**MATERIAL PROVIDED:**
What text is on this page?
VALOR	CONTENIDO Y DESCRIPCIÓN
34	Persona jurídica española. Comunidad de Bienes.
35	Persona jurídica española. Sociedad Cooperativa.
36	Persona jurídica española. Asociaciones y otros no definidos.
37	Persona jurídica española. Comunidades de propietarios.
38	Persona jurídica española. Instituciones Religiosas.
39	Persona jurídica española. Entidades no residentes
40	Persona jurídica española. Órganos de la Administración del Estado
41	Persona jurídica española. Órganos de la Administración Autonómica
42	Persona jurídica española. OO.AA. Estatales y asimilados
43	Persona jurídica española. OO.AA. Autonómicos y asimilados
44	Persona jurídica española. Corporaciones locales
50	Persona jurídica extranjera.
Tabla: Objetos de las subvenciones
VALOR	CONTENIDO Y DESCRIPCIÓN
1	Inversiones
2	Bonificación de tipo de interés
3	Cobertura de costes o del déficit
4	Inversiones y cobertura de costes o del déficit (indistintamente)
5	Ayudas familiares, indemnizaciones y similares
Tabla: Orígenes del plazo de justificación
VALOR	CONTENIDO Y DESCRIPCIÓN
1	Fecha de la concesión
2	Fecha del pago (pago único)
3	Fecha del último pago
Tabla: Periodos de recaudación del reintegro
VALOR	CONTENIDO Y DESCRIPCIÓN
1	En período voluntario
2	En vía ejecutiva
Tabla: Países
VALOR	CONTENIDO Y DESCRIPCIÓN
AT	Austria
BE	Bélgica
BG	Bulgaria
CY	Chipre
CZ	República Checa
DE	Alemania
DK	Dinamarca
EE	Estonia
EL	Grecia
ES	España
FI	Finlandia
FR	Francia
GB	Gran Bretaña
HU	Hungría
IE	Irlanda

**WORK TO COMPLETE:** Search the material for lines holding the word "pago", then say how many there are and nothing more.

**ANSWER SPACE:** 2